■ Task to complete
Transcribe all of the records word for word, but omit the pictures.

====== Dataset entries

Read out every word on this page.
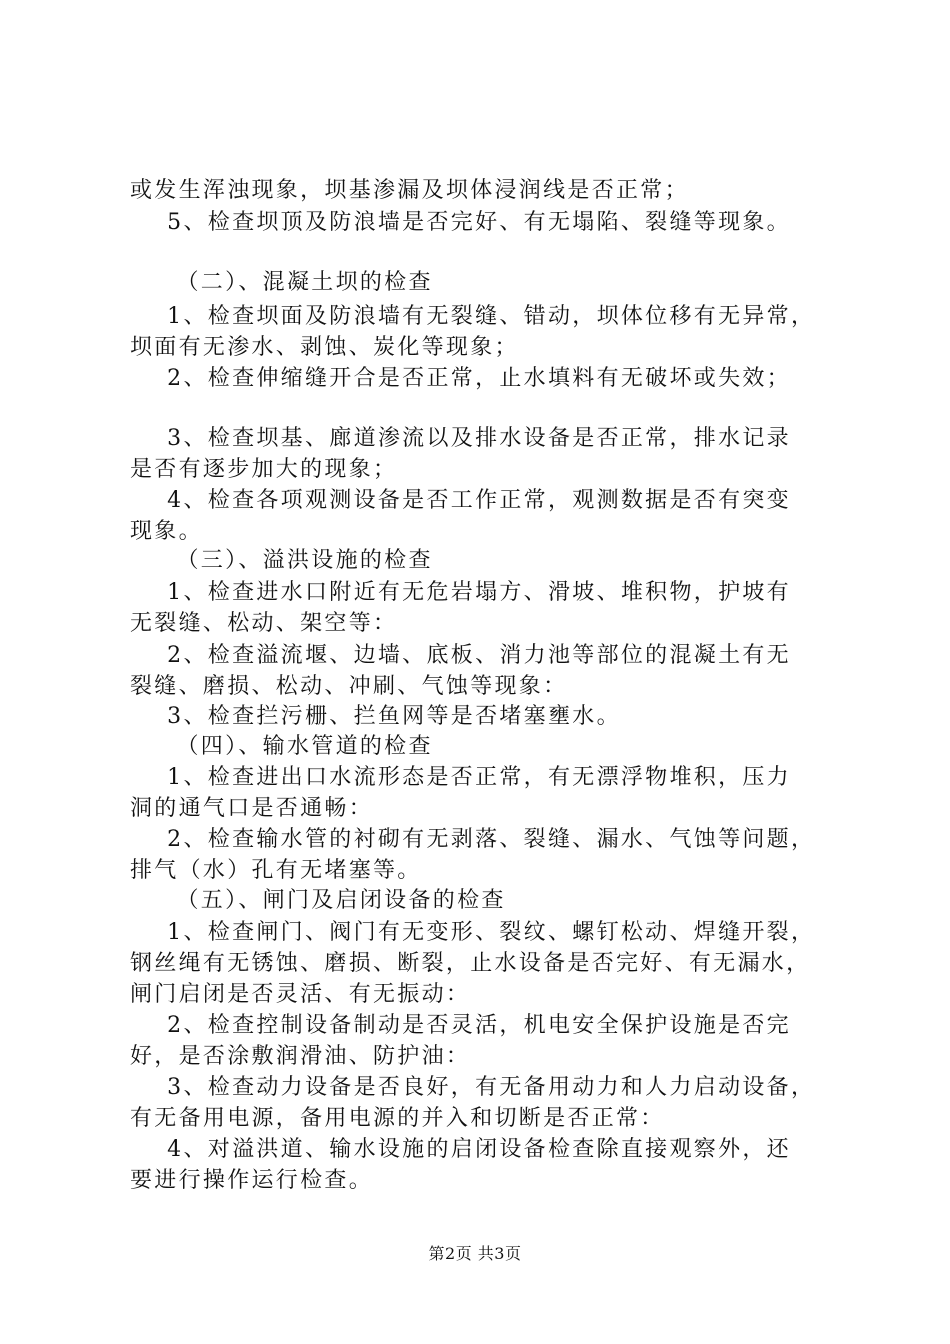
或发生浑浊现象，坝基渗漏及坝体浸润线是否正常；
5、检查坝顶及防浪墙是否完好、有无塌陷、裂缝等现象。
（二）、混凝土坝的检查
1、检查坝面及防浪墙有无裂缝、错动，坝体位移有无异常，
坝面有无渗水、剥蚀、炭化等现象；
2、检查伸缩缝开合是否正常，止水填料有无破坏或失效；
3、检查坝基、廊道渗流以及排水设备是否正常，排水记录
是否有逐步加大的现象；
4、检查各项观测设备是否工作正常，观测数据是否有突变
现象。
（三）、溢洪设施的检查
1、检查进水口附近有无危岩塌方、滑坡、堆积物，护坡有
无裂缝、松动、架空等：
2、检查溢流堰、边墙、底板、消力池等部位的混凝土有无
裂缝、磨损、松动、冲刷、气蚀等现象：
3、检查拦污栅、拦鱼网等是否堵塞壅水。
（四）、输水管道的检查
1、检查进出口水流形态是否正常，有无漂浮物堆积，压力
洞的通气口是否通畅：
2、检查输水管的衬砌有无剥落、裂缝、漏水、气蚀等问题，
排气（水）孔有无堵塞等。
（五）、闸门及启闭设备的检查
1、检查闸门、阀门有无变形、裂纹、螺钉松动、焊缝开裂，
钢丝绳有无锈蚀、磨损、断裂，止水设备是否完好、有无漏水，
闸门启闭是否灵活、有无振动：
2、检查控制设备制动是否灵活，机电安全保护设施是否完
好，是否涂敷润滑油、防护油：
3、检查动力设备是否良好，有无备用动力和人力启动设备，
有无备用电源，备用电源的并入和切断是否正常：
4、对溢洪道、输水设施的启闭设备检查除直接观察外，还
要进行操作运行检查。
第2页 共3页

============

■ Correct result
Read out every word on this page.
或发生浑浊现象，坝基渗漏及坝体浸润线是否正常；
5、检查坝顶及防浪墙是否完好、有无塌陷、裂缝等现象。
（二）、混凝土坝的检查
1、检查坝面及防浪墙有无裂缝、错动，坝体位移有无异常，
坝面有无渗水、剥蚀、炭化等现象；
2、检查伸缩缝开合是否正常，止水填料有无破坏或失效；
3、检查坝基、廊道渗流以及排水设备是否正常，排水记录
是否有逐步加大的现象；
4、检查各项观测设备是否工作正常，观测数据是否有突变
现象。
（三）、溢洪设施的检查
1、检查进水口附近有无危岩塌方、滑坡、堆积物，护坡有
无裂缝、松动、架空等：
2、检查溢流堰、边墙、底板、消力池等部位的混凝土有无
裂缝、磨损、松动、冲刷、气蚀等现象：
3、检查拦污栅、拦鱼网等是否堵塞壅水。
（四）、输水管道的检查
1、检查进出口水流形态是否正常，有无漂浮物堆积，压力
洞的通气口是否通畅：
2、检查输水管的衬砌有无剥落、裂缝、漏水、气蚀等问题，
排气（水）孔有无堵塞等。
（五）、闸门及启闭设备的检查
1、检查闸门、阀门有无变形、裂纹、螺钉松动、焊缝开裂，
钢丝绳有无锈蚀、磨损、断裂，止水设备是否完好、有无漏水，
闸门启闭是否灵活、有无振动：
2、检查控制设备制动是否灵活，机电安全保护设施是否完
好，是否涂敷润滑油、防护油：
3、检查动力设备是否良好，有无备用动力和人力启动设备，
有无备用电源，备用电源的并入和切断是否正常：
4、对溢洪道、输水设施的启闭设备检查除直接观察外，还
要进行操作运行检查。
第2页 共3页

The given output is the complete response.